— GIVEN REQUEST —
Lines containing the word "Louisiane" are the ones to copy from the records below.

Part of a data file
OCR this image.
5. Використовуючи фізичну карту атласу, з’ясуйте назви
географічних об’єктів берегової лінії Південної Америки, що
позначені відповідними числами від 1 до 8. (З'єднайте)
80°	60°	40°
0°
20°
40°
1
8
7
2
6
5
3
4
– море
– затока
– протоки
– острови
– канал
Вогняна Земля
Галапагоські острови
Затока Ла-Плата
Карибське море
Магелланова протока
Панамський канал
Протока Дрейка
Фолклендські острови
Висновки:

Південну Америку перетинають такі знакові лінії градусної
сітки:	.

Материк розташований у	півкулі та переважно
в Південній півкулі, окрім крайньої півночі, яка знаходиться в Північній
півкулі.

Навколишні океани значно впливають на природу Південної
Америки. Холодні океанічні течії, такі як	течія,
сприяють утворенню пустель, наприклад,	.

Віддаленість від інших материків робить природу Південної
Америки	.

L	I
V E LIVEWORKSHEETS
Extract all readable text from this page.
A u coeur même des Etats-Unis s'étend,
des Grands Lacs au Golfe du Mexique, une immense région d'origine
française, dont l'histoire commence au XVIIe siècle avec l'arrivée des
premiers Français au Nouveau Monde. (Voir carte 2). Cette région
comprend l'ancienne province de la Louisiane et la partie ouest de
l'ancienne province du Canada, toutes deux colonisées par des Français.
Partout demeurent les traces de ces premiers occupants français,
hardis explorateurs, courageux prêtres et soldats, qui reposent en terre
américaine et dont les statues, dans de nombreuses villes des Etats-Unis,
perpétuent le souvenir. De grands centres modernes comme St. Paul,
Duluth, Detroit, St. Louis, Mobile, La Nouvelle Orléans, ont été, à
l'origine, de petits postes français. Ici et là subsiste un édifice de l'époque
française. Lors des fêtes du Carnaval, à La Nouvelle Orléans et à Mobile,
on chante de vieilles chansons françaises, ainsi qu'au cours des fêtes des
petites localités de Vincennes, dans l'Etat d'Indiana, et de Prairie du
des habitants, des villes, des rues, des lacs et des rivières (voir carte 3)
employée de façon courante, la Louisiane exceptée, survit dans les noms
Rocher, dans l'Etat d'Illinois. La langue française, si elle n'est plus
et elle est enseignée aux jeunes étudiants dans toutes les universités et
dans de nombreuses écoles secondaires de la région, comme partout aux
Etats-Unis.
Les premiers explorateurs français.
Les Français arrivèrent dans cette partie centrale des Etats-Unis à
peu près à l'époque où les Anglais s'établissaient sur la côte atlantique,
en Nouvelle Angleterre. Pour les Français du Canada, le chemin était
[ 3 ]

— OUTPUT OF THE EXERCISE —
comprend l'ancienne province de la Louisiane et la partie ouest de
employée de façon courante, la Louisiane exceptée, survit dans les noms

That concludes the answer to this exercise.